Brief: Show all lines from the listing below that contain "Frieda".
====== Source material ======
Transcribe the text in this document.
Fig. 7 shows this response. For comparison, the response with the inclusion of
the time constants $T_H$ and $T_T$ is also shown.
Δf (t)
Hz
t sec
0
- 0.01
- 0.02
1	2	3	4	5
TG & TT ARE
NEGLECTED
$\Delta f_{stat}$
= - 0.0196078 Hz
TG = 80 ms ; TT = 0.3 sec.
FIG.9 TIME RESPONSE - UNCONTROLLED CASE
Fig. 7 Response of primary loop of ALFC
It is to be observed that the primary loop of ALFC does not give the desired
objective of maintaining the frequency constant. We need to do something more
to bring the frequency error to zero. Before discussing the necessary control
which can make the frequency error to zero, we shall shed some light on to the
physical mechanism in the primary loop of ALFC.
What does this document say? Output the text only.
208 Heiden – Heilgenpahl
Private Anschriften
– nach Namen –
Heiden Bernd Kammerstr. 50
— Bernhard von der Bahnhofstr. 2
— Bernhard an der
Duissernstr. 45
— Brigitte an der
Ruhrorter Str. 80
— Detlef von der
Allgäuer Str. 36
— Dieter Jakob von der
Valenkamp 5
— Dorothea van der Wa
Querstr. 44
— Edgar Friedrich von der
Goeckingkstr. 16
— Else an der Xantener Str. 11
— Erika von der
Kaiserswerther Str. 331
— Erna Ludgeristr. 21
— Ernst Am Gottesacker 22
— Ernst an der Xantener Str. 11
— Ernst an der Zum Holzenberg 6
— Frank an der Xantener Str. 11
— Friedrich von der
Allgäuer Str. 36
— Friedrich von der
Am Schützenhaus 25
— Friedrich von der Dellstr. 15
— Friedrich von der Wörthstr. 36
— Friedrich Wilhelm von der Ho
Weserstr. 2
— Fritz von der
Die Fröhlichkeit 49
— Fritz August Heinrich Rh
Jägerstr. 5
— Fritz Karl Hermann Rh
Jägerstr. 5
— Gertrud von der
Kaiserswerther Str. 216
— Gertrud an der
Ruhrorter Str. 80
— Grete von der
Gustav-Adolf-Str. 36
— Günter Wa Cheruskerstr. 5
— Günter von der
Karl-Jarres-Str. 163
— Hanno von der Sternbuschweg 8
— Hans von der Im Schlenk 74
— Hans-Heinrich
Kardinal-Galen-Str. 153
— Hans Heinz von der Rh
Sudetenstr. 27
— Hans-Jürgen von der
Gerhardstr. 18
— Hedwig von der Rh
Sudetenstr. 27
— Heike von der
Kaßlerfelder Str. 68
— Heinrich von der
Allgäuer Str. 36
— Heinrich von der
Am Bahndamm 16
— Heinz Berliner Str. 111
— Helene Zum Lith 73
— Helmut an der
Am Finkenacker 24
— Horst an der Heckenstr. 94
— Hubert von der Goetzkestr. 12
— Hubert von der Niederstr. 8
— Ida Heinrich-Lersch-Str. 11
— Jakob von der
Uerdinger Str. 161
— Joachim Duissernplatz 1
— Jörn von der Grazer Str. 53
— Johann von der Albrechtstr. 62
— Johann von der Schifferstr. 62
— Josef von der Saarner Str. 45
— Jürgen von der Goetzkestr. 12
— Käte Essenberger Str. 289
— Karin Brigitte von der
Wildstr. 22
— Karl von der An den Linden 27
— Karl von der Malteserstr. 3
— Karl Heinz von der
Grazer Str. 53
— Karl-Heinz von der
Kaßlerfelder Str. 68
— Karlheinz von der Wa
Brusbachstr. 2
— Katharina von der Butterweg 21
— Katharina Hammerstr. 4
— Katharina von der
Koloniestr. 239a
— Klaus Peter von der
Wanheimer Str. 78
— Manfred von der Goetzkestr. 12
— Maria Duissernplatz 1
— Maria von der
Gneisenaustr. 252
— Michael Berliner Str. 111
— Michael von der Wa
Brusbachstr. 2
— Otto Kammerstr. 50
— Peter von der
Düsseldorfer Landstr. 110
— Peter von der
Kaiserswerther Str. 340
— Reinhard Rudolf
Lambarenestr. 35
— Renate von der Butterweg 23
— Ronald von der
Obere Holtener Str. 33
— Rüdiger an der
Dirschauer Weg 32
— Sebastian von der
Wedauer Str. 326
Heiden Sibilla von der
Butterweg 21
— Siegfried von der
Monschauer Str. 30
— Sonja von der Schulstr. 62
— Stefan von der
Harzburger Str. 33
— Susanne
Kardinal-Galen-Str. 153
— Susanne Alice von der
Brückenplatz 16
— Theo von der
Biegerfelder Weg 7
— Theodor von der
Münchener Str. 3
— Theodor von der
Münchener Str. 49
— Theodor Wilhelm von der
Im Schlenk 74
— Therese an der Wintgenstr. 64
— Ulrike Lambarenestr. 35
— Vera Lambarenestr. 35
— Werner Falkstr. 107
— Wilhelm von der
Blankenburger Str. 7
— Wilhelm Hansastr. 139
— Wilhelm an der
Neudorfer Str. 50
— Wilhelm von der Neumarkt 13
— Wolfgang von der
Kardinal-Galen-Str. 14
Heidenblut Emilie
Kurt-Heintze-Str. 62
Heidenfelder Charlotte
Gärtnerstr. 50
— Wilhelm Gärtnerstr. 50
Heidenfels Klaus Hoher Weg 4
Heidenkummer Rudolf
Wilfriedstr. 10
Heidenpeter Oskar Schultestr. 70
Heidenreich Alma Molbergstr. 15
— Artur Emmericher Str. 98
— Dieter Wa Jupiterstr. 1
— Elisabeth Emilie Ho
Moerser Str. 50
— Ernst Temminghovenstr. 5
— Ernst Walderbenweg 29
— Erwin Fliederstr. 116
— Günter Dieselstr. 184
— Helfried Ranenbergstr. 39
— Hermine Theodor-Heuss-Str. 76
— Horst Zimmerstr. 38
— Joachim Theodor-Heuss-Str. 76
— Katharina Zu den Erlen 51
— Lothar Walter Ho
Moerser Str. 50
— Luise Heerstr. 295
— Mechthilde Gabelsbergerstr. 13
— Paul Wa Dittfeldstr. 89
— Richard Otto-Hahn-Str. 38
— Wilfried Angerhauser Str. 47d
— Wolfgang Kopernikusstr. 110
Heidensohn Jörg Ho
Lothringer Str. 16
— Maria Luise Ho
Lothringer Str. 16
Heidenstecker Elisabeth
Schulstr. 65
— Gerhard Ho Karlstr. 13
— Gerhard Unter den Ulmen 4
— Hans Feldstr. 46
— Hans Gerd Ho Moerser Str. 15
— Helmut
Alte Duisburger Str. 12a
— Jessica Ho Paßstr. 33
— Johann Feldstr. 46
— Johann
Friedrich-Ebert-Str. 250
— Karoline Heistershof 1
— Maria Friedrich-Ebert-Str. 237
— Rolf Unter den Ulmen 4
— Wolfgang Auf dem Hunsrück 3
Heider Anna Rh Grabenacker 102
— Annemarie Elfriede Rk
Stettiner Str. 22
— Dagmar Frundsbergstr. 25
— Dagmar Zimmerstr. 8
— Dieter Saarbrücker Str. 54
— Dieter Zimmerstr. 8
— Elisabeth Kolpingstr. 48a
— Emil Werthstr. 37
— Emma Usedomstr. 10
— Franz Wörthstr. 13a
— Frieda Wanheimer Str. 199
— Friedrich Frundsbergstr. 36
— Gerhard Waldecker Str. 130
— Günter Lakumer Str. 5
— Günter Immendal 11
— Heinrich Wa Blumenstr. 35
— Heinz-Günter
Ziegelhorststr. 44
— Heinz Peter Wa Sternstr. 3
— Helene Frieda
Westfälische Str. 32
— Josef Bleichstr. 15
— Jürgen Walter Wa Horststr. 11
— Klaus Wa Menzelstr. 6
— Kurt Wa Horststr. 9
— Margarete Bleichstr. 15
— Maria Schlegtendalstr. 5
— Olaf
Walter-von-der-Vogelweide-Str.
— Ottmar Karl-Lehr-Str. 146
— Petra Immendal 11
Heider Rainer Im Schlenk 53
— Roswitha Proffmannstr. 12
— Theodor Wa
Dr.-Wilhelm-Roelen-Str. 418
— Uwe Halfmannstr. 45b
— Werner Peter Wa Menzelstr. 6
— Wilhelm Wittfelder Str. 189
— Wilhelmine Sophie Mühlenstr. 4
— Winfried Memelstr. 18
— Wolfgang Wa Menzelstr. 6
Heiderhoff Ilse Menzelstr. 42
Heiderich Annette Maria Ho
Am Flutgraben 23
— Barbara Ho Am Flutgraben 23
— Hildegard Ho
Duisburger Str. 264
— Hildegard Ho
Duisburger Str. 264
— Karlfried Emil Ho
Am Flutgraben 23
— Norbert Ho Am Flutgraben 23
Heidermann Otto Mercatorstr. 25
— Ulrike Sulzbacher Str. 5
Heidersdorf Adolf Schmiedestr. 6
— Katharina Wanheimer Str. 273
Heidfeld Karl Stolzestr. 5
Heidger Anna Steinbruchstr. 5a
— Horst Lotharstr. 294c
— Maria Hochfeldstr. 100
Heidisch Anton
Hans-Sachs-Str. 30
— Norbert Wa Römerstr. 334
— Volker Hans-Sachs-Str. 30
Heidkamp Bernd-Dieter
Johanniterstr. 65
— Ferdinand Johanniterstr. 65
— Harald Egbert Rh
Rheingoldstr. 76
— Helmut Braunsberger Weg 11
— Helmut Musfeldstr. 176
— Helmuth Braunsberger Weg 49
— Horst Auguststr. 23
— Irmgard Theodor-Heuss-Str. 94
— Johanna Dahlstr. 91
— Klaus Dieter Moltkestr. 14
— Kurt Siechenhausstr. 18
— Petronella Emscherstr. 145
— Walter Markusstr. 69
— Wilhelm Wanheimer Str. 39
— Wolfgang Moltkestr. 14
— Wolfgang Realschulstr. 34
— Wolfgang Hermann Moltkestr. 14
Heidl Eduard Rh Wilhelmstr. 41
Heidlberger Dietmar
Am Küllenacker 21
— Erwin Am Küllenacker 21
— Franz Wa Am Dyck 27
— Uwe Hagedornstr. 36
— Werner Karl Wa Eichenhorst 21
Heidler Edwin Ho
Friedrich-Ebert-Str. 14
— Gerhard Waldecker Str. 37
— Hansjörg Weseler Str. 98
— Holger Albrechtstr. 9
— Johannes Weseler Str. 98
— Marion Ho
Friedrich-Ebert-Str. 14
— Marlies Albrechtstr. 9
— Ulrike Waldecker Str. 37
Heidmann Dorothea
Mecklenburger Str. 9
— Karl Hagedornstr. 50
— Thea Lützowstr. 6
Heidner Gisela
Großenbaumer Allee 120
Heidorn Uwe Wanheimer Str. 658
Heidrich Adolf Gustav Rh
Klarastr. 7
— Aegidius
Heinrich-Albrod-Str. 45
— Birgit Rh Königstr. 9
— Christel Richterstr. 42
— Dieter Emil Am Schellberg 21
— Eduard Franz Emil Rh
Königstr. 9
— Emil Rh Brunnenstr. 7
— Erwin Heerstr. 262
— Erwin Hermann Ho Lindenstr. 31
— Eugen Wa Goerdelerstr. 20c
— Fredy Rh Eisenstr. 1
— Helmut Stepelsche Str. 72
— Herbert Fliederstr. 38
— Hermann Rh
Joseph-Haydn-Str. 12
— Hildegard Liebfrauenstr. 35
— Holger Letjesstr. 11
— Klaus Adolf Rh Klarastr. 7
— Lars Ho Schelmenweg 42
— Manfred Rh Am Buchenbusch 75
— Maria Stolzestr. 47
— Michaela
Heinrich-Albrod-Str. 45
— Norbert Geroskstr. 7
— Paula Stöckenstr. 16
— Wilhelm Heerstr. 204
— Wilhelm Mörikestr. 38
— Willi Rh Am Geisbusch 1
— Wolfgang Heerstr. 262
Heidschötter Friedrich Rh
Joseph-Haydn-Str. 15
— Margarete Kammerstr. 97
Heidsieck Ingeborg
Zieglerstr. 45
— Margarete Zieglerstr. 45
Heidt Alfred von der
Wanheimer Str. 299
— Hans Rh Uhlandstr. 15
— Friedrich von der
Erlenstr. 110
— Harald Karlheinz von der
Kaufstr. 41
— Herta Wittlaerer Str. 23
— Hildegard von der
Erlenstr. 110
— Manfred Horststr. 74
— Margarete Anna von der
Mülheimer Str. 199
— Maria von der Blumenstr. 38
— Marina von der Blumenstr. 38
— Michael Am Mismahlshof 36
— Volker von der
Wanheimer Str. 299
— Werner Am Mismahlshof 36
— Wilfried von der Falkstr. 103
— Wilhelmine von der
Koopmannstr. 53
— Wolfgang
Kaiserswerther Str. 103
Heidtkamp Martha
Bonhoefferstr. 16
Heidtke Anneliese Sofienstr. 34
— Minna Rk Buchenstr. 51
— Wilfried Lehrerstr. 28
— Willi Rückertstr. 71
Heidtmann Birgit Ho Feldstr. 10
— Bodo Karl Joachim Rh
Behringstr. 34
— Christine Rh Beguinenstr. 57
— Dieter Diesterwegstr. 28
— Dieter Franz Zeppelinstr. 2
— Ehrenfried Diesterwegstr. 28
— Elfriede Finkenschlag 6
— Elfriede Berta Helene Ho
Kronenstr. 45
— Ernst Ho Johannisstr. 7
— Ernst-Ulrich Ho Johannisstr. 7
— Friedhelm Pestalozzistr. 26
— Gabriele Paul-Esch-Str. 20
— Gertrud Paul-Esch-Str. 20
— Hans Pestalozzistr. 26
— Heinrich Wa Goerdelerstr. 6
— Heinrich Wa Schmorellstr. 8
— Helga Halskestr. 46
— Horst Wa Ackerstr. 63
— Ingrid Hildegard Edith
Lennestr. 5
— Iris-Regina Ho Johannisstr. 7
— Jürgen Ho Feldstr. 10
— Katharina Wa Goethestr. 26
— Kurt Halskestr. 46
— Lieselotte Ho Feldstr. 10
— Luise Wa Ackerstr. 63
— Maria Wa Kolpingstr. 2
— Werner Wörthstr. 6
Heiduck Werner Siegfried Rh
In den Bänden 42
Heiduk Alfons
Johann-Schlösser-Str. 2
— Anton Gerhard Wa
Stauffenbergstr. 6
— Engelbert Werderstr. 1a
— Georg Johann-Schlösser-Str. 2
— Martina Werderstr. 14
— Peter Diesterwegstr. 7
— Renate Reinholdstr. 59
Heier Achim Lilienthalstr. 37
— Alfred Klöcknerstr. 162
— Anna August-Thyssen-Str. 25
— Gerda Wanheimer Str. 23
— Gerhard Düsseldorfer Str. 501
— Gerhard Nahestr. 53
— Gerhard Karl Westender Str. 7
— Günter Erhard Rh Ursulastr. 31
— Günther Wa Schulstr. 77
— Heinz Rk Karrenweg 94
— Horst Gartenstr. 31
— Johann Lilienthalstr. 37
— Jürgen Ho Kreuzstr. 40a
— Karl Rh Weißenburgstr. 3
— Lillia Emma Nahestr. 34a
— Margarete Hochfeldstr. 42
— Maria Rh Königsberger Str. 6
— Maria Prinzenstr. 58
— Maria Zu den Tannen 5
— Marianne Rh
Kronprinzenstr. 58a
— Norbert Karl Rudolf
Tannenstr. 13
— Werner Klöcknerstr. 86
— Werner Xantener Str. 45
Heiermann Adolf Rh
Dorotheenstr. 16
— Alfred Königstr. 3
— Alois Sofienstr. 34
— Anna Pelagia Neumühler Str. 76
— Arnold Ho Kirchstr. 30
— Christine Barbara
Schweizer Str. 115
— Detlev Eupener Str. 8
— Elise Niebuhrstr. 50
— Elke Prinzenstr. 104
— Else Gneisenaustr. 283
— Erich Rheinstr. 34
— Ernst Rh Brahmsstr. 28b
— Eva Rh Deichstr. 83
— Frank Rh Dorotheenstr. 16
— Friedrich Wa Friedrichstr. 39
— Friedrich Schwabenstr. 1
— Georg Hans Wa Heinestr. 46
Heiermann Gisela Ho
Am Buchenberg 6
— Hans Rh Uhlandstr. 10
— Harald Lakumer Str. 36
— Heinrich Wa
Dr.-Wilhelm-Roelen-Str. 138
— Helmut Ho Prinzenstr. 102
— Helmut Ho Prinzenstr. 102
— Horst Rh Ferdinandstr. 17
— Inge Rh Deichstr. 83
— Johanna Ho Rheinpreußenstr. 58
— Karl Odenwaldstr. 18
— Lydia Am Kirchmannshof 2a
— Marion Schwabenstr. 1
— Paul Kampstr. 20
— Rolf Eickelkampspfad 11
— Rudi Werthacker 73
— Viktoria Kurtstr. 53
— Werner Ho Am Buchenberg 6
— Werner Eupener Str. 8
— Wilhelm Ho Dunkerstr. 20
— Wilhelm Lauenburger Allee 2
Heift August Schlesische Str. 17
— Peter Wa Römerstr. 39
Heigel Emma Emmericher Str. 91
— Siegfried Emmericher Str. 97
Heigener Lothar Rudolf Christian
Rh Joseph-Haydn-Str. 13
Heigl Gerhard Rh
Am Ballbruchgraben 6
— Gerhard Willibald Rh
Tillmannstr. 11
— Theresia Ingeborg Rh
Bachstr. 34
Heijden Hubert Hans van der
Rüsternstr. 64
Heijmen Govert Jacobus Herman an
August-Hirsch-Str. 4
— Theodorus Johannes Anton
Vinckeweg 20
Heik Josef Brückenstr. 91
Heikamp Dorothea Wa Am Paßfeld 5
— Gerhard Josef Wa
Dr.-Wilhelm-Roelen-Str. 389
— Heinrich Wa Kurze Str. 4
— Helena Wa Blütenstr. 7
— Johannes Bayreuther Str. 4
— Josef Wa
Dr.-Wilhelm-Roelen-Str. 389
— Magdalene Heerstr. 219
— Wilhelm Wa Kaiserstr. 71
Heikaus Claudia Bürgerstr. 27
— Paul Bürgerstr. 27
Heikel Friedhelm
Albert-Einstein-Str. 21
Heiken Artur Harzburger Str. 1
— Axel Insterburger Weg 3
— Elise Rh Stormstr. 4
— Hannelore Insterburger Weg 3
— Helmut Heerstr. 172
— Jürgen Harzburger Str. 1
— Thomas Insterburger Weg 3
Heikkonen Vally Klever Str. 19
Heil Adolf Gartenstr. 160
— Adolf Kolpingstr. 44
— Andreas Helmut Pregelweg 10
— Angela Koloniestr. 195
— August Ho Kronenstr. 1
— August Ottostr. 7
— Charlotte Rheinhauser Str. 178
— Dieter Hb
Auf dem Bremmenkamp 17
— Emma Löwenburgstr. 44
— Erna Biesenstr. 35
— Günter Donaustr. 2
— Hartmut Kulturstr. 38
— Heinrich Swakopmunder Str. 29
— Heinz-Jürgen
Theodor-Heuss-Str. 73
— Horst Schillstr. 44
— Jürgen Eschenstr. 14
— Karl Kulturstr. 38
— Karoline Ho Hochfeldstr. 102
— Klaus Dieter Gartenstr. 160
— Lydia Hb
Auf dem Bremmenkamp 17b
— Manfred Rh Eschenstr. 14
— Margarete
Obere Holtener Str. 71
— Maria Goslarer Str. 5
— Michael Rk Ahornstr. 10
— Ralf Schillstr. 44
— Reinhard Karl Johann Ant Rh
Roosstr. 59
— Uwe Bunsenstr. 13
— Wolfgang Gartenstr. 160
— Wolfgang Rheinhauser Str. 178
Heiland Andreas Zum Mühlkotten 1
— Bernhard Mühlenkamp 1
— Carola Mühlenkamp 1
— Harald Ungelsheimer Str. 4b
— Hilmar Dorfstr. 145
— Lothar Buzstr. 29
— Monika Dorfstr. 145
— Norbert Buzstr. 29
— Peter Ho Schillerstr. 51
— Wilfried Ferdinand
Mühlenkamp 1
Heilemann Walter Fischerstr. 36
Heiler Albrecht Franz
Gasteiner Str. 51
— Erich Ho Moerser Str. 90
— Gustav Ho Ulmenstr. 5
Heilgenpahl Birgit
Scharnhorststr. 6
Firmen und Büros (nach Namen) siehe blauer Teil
======
Written reply:
— Frieda Wanheimer Str. 199
— Helene Frieda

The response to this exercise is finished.